#### [TASK REQUIREMENTS]
Are you able to quote each entry exactly as written?

Collected data
————————

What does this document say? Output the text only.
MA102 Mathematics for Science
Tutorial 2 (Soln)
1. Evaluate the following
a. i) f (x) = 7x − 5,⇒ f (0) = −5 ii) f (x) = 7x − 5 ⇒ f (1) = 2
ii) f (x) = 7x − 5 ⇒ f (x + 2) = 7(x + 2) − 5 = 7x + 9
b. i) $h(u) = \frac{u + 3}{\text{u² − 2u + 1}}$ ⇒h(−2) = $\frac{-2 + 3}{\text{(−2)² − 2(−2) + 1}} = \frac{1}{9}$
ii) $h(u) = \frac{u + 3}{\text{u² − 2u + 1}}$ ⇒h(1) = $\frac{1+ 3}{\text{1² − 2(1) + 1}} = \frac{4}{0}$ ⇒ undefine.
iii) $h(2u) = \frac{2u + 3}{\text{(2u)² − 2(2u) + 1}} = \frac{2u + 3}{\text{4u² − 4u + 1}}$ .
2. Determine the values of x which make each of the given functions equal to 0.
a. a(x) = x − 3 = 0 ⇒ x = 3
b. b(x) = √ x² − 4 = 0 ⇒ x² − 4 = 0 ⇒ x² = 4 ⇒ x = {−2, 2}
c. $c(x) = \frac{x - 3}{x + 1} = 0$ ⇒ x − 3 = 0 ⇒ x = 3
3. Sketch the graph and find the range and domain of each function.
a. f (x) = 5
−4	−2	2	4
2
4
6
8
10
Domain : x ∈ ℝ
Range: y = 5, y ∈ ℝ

————————

#### [EXERCISE SOLUTION]
What does this document say? Output the text only.
MA102 Mathematics for Science
Tutorial 2 (Soln)
1. Evaluate the following
a. i) f (x) = 7x − 5,⇒ f (0) = −5 ii) f (x) = 7x − 5 ⇒ f (1) = 2
ii) f (x) = 7x − 5 ⇒ f (x + 2) = 7(x + 2) − 5 = 7x + 9
b. i) $h(u) = \frac{u + 3}{\text{u² − 2u + 1}}$ ⇒h(−2) = $\frac{-2 + 3}{\text{(−2)² − 2(−2) + 1}} = \frac{1}{9}$
ii) $h(u) = \frac{u + 3}{\text{u² − 2u + 1}}$ ⇒h(1) = $\frac{1+ 3}{\text{1² − 2(1) + 1}} = \frac{4}{0}$ ⇒ undefine.
iii) $h(2u) = \frac{2u + 3}{\text{(2u)² − 2(2u) + 1}} = \frac{2u + 3}{\text{4u² − 4u + 1}}$ .
2. Determine the values of x which make each of the given functions equal to 0.
a. a(x) = x − 3 = 0 ⇒ x = 3
b. b(x) = √ x² − 4 = 0 ⇒ x² − 4 = 0 ⇒ x² = 4 ⇒ x = {−2, 2}
c. $c(x) = \frac{x - 3}{x + 1} = 0$ ⇒ x − 3 = 0 ⇒ x = 3
3. Sketch the graph and find the range and domain of each function.
a. f (x) = 5
−4	−2	2	4
2
4
6
8
10
Domain : x ∈ ℝ
Range: y = 5, y ∈ ℝ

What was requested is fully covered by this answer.